→ **TASK GOAL**
Wherever the string "states" appears, copy the whole line.

== MATERIAL FOR THIS TASK ==

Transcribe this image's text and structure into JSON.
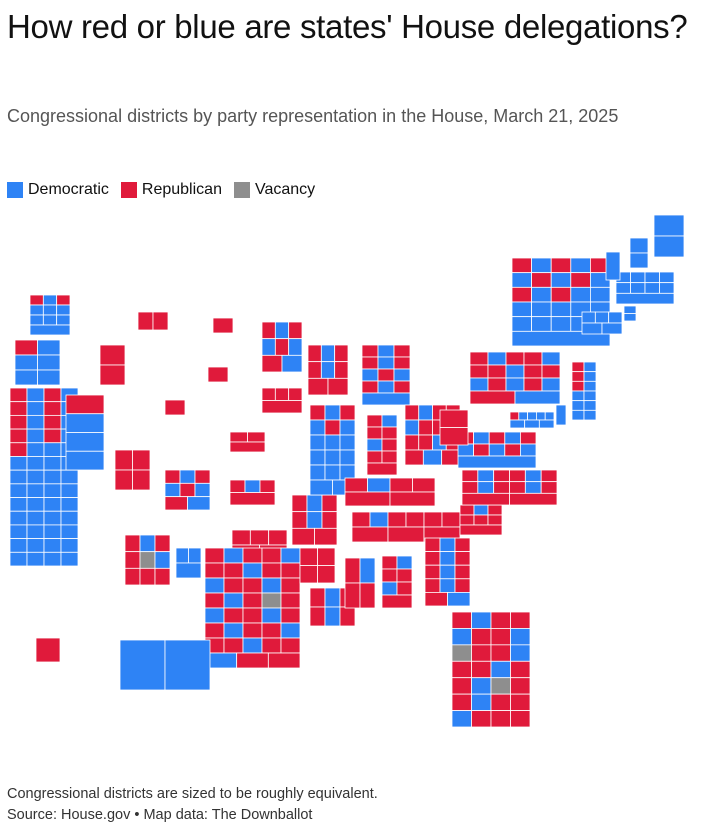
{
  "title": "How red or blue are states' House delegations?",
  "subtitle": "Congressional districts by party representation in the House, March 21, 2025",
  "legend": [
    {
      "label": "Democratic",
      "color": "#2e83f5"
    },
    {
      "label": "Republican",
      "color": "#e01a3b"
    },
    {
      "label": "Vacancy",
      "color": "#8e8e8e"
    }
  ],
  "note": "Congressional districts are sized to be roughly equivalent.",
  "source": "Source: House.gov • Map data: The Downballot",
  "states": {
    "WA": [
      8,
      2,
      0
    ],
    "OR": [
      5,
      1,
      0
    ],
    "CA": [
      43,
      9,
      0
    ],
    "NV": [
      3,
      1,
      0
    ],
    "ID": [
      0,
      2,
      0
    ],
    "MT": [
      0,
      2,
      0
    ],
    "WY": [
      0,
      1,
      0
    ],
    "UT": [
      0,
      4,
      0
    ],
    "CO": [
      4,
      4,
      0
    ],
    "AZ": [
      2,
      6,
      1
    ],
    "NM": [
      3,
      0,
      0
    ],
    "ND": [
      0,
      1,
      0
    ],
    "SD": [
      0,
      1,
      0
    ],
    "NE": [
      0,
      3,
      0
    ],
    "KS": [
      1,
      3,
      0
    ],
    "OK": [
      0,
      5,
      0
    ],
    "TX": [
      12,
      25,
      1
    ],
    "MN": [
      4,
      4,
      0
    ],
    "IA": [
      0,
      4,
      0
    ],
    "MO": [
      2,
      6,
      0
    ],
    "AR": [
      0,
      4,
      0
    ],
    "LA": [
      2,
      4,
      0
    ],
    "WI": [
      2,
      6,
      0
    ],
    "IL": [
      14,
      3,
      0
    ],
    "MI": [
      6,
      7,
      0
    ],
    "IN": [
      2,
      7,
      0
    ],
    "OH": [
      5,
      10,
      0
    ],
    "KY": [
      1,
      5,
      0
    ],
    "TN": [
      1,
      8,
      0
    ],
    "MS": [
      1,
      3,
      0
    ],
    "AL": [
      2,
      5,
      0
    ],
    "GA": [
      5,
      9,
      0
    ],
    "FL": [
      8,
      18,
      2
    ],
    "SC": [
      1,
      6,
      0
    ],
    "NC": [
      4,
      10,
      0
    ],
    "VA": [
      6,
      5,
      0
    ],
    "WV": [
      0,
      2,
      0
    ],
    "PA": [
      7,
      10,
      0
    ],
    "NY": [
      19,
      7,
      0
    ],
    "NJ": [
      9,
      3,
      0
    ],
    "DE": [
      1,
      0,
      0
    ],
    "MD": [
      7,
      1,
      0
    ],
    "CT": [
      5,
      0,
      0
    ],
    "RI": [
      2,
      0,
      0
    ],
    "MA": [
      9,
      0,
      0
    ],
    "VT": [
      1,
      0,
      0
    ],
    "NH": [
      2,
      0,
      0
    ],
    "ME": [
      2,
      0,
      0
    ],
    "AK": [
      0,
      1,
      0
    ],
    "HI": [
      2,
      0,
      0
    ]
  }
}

===

→ **SOLUTION FOR THIS TASK**
  "title": "How red or blue are states' House delegations?",
  "states": {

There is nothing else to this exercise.